> _AIM OF THE EXERCISE_
Transcribe the whole listing below without changing a word, but leave out every image.

(Figure contents as structured data)
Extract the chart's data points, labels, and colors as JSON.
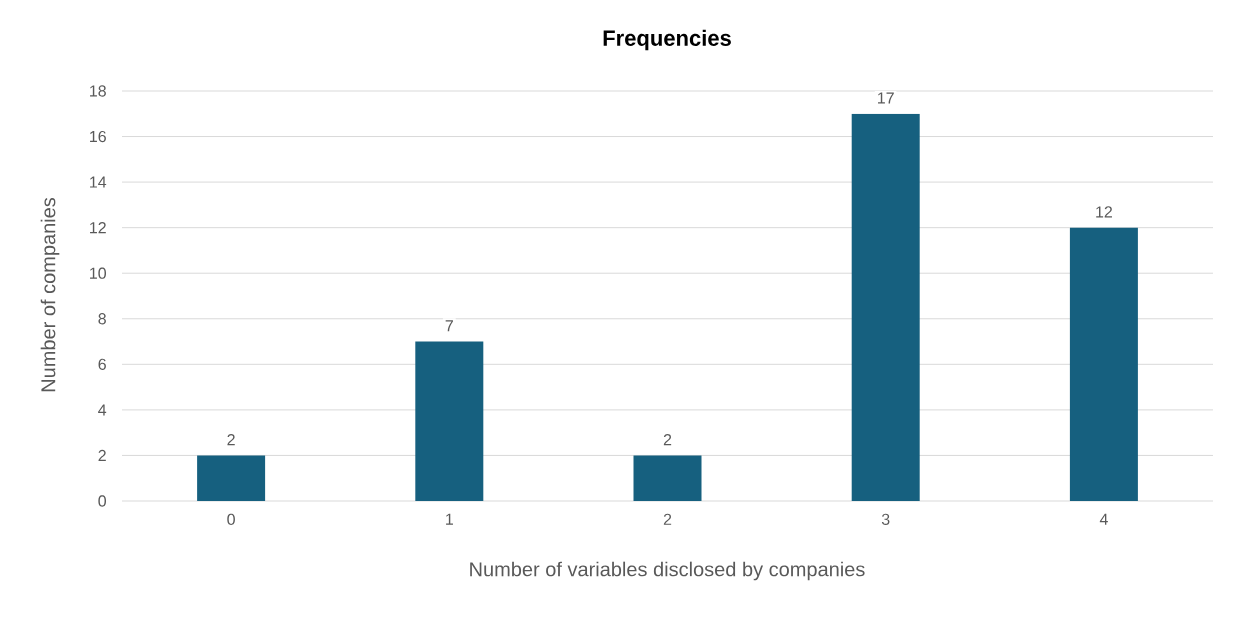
{
  "chart_data": {
    "type": "bar",
    "title": "Frequencies",
    "xlabel": "Number of variables disclosed by companies",
    "ylabel": "Number of companies",
    "categories": [
      "0",
      "1",
      "2",
      "3",
      "4"
    ],
    "values": [
      2,
      7,
      2,
      17,
      12
    ],
    "color": "#16607f",
    "ylim": [
      0,
      18
    ],
    "yticks": [
      0,
      2,
      4,
      6,
      8,
      10,
      12,
      14,
      16,
      18
    ],
    "grid": "y",
    "data_labels": true
  }
}
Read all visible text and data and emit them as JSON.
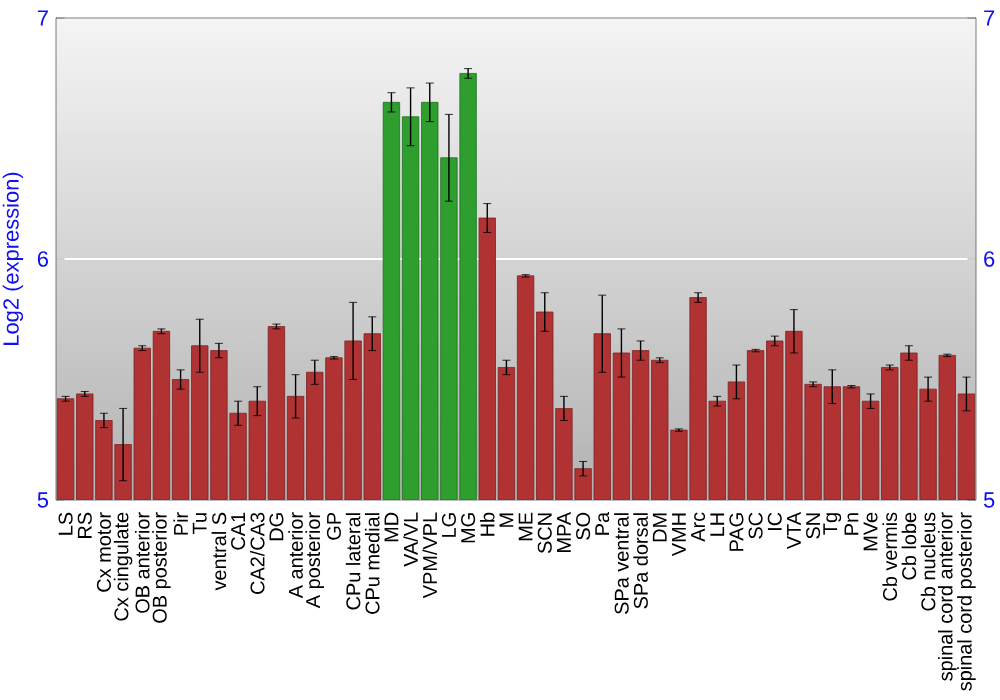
{
  "chart_data": {
    "type": "bar",
    "ylabel": "Log2 (expression)",
    "categories": [
      "LS",
      "RS",
      "Cx motor",
      "Cx cingulate",
      "OB anterior",
      "OB posterior",
      "Pir",
      "Tu",
      "ventral S",
      "CA1",
      "CA2/CA3",
      "DG",
      "A anterior",
      "A posterior",
      "GP",
      "CPu lateral",
      "CPu medial",
      "MD",
      "VA/VL",
      "VPM/VPL",
      "LG",
      "MG",
      "Hb",
      "M",
      "ME",
      "SCN",
      "MPA",
      "SO",
      "Pa",
      "SPa ventral",
      "SPa dorsal",
      "DM",
      "VMH",
      "Arc",
      "LH",
      "PAG",
      "SC",
      "IC",
      "VTA",
      "SN",
      "Tg",
      "Pn",
      "MVe",
      "Cb vermis",
      "Cb lobe",
      "Cb nucleus",
      "spinal cord anterior",
      "spinal cord posterior"
    ],
    "values": [
      5.42,
      5.44,
      5.33,
      5.23,
      5.63,
      5.7,
      5.5,
      5.64,
      5.62,
      5.36,
      5.41,
      5.72,
      5.43,
      5.53,
      5.59,
      5.66,
      5.69,
      6.65,
      6.59,
      6.65,
      6.42,
      6.77,
      6.17,
      5.55,
      5.93,
      5.78,
      5.38,
      5.13,
      5.69,
      5.61,
      5.62,
      5.58,
      5.29,
      5.84,
      5.41,
      5.49,
      5.62,
      5.66,
      5.7,
      5.48,
      5.47,
      5.47,
      5.41,
      5.55,
      5.61,
      5.46,
      5.6,
      5.44
    ],
    "errors": [
      0.01,
      0.01,
      0.03,
      0.15,
      0.01,
      0.01,
      0.04,
      0.11,
      0.03,
      0.05,
      0.06,
      0.01,
      0.09,
      0.05,
      0.005,
      0.16,
      0.07,
      0.04,
      0.12,
      0.08,
      0.18,
      0.02,
      0.06,
      0.03,
      0.005,
      0.08,
      0.05,
      0.03,
      0.16,
      0.1,
      0.04,
      0.01,
      0.005,
      0.02,
      0.02,
      0.07,
      0.005,
      0.02,
      0.09,
      0.01,
      0.07,
      0.005,
      0.03,
      0.01,
      0.03,
      0.05,
      0.005,
      0.07
    ],
    "colors": [
      "#b03232",
      "#b03232",
      "#b03232",
      "#b03232",
      "#b03232",
      "#b03232",
      "#b03232",
      "#b03232",
      "#b03232",
      "#b03232",
      "#b03232",
      "#b03232",
      "#b03232",
      "#b03232",
      "#b03232",
      "#b03232",
      "#b03232",
      "#2e9e2e",
      "#2e9e2e",
      "#2e9e2e",
      "#2e9e2e",
      "#2e9e2e",
      "#b03232",
      "#b03232",
      "#b03232",
      "#b03232",
      "#b03232",
      "#b03232",
      "#b03232",
      "#b03232",
      "#b03232",
      "#b03232",
      "#b03232",
      "#b03232",
      "#b03232",
      "#b03232",
      "#b03232",
      "#b03232",
      "#b03232",
      "#b03232",
      "#b03232",
      "#b03232",
      "#b03232",
      "#b03232",
      "#b03232",
      "#b03232",
      "#b03232",
      "#b03232"
    ],
    "ylim": [
      5,
      7
    ],
    "yticks": [
      5,
      6,
      7
    ],
    "y2lim": [
      5,
      7
    ],
    "y2ticks": [
      5,
      6,
      7
    ],
    "grid": "y"
  }
}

> _COMPLETED TASK_
Extract the chart's data points, labels, and colors as JSON.
{
  "chart_data": {
    "type": "bar",
    "title": "Frequencies",
    "xlabel": "Number of variables disclosed by companies",
    "ylabel": "Number of companies",
    "categories": [
      "0",
      "1",
      "2",
      "3",
      "4"
    ],
    "values": [
      2,
      7,
      2,
      17,
      12
    ],
    "color": "#16607f",
    "ylim": [
      0,
      18
    ],
    "yticks": [
      0,
      2,
      4,
      6,
      8,
      10,
      12,
      14,
      16,
      18
    ],
    "grid": "y",
    "data_labels": true
  }
}
Read all visible text and data and emit them as JSON.
{
  "chart_data": {
    "type": "bar",
    "ylabel": "Log2 (expression)",
    "categories": [
      "LS",
      "RS",
      "Cx motor",
      "Cx cingulate",
      "OB anterior",
      "OB posterior",
      "Pir",
      "Tu",
      "ventral S",
      "CA1",
      "CA2/CA3",
      "DG",
      "A anterior",
      "A posterior",
      "GP",
      "CPu lateral",
      "CPu medial",
      "MD",
      "VA/VL",
      "VPM/VPL",
      "LG",
      "MG",
      "Hb",
      "M",
      "ME",
      "SCN",
      "MPA",
      "SO",
      "Pa",
      "SPa ventral",
      "SPa dorsal",
      "DM",
      "VMH",
      "Arc",
      "LH",
      "PAG",
      "SC",
      "IC",
      "VTA",
      "SN",
      "Tg",
      "Pn",
      "MVe",
      "Cb vermis",
      "Cb lobe",
      "Cb nucleus",
      "spinal cord anterior",
      "spinal cord posterior"
    ],
    "values": [
      5.42,
      5.44,
      5.33,
      5.23,
      5.63,
      5.7,
      5.5,
      5.64,
      5.62,
      5.36,
      5.41,
      5.72,
      5.43,
      5.53,
      5.59,
      5.66,
      5.69,
      6.65,
      6.59,
      6.65,
      6.42,
      6.77,
      6.17,
      5.55,
      5.93,
      5.78,
      5.38,
      5.13,
      5.69,
      5.61,
      5.62,
      5.58,
      5.29,
      5.84,
      5.41,
      5.49,
      5.62,
      5.66,
      5.7,
      5.48,
      5.47,
      5.47,
      5.41,
      5.55,
      5.61,
      5.46,
      5.6,
      5.44
    ],
    "errors": [
      0.01,
      0.01,
      0.03,
      0.15,
      0.01,
      0.01,
      0.04,
      0.11,
      0.03,
      0.05,
      0.06,
      0.01,
      0.09,
      0.05,
      0.005,
      0.16,
      0.07,
      0.04,
      0.12,
      0.08,
      0.18,
      0.02,
      0.06,
      0.03,
      0.005,
      0.08,
      0.05,
      0.03,
      0.16,
      0.1,
      0.04,
      0.01,
      0.005,
      0.02,
      0.02,
      0.07,
      0.005,
      0.02,
      0.09,
      0.01,
      0.07,
      0.005,
      0.03,
      0.01,
      0.03,
      0.05,
      0.005,
      0.07
    ],
    "colors": [
      "#b03232",
      "#b03232",
      "#b03232",
      "#b03232",
      "#b03232",
      "#b03232",
      "#b03232",
      "#b03232",
      "#b03232",
      "#b03232",
      "#b03232",
      "#b03232",
      "#b03232",
      "#b03232",
      "#b03232",
      "#b03232",
      "#b03232",
      "#2e9e2e",
      "#2e9e2e",
      "#2e9e2e",
      "#2e9e2e",
      "#2e9e2e",
      "#b03232",
      "#b03232",
      "#b03232",
      "#b03232",
      "#b03232",
      "#b03232",
      "#b03232",
      "#b03232",
      "#b03232",
      "#b03232",
      "#b03232",
      "#b03232",
      "#b03232",
      "#b03232",
      "#b03232",
      "#b03232",
      "#b03232",
      "#b03232",
      "#b03232",
      "#b03232",
      "#b03232",
      "#b03232",
      "#b03232",
      "#b03232",
      "#b03232",
      "#b03232"
    ],
    "ylim": [
      5,
      7
    ],
    "yticks": [
      5,
      6,
      7
    ],
    "y2lim": [
      5,
      7
    ],
    "y2ticks": [
      5,
      6,
      7
    ],
    "grid": "y"
  }
}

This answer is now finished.